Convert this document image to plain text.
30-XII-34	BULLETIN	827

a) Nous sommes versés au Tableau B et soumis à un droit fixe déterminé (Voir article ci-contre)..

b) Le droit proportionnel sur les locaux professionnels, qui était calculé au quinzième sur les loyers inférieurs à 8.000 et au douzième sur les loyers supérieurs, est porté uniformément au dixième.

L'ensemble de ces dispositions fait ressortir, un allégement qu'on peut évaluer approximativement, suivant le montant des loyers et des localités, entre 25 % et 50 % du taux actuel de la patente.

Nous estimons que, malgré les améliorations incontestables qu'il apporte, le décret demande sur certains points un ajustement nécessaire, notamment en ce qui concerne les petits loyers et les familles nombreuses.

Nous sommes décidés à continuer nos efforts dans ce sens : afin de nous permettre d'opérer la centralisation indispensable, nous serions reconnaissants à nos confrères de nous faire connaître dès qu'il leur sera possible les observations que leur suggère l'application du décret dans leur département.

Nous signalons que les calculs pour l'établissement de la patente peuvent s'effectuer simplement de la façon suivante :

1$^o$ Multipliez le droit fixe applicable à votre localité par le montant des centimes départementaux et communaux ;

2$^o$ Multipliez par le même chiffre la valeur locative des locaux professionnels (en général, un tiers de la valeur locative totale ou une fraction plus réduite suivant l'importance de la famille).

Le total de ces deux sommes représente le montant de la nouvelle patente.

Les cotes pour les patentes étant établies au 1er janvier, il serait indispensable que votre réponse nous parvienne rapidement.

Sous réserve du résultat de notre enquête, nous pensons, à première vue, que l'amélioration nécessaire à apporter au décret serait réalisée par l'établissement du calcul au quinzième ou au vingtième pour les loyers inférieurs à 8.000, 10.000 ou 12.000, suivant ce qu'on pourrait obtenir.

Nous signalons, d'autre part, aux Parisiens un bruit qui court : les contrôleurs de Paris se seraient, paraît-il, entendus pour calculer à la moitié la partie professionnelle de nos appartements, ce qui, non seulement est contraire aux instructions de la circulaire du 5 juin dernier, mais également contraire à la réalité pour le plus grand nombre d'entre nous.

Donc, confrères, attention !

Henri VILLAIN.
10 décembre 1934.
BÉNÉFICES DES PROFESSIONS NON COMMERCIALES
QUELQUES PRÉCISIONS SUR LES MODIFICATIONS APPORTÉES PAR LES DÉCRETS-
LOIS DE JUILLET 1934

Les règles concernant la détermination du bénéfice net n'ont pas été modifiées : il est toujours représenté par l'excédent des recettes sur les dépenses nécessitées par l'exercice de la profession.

──────────

# [Task prompt]
Each entry above is to be printed again exactly.

# [Written solution]
Convert this document image to plain text.
30-XII-34	BULLETIN	827

a) Nous sommes versés au Tableau B et soumis à un droit fixe déterminé (Voir article ci-contre)..

b) Le droit proportionnel sur les locaux professionnels, qui était calculé au quinzième sur les loyers inférieurs à 8.000 et au douzième sur les loyers supérieurs, est porté uniformément au dixième.

L'ensemble de ces dispositions fait ressortir, un allégement qu'on peut évaluer approximativement, suivant le montant des loyers et des localités, entre 25 % et 50 % du taux actuel de la patente.

Nous estimons que, malgré les améliorations incontestables qu'il apporte, le décret demande sur certains points un ajustement nécessaire, notamment en ce qui concerne les petits loyers et les familles nombreuses.

Nous sommes décidés à continuer nos efforts dans ce sens : afin de nous permettre d'opérer la centralisation indispensable, nous serions reconnaissants à nos confrères de nous faire connaître dès qu'il leur sera possible les observations que leur suggère l'application du décret dans leur département.

Nous signalons que les calculs pour l'établissement de la patente peuvent s'effectuer simplement de la façon suivante :

1$^o$ Multipliez le droit fixe applicable à votre localité par le montant des centimes départementaux et communaux ;

2$^o$ Multipliez par le même chiffre la valeur locative des locaux professionnels (en général, un tiers de la valeur locative totale ou une fraction plus réduite suivant l'importance de la famille).

Le total de ces deux sommes représente le montant de la nouvelle patente.

Les cotes pour les patentes étant établies au 1er janvier, il serait indispensable que votre réponse nous parvienne rapidement.

Sous réserve du résultat de notre enquête, nous pensons, à première vue, que l'amélioration nécessaire à apporter au décret serait réalisée par l'établissement du calcul au quinzième ou au vingtième pour les loyers inférieurs à 8.000, 10.000 ou 12.000, suivant ce qu'on pourrait obtenir.

Nous signalons, d'autre part, aux Parisiens un bruit qui court : les contrôleurs de Paris se seraient, paraît-il, entendus pour calculer à la moitié la partie professionnelle de nos appartements, ce qui, non seulement est contraire aux instructions de la circulaire du 5 juin dernier, mais également contraire à la réalité pour le plus grand nombre d'entre nous.

Donc, confrères, attention !

Henri VILLAIN.
10 décembre 1934.
BÉNÉFICES DES PROFESSIONS NON COMMERCIALES
QUELQUES PRÉCISIONS SUR LES MODIFICATIONS APPORTÉES PAR LES DÉCRETS-
LOIS DE JUILLET 1934

Les règles concernant la détermination du bénéfice net n'ont pas été modifiées : il est toujours représenté par l'excédent des recettes sur les dépenses nécessitées par l'exercice de la profession.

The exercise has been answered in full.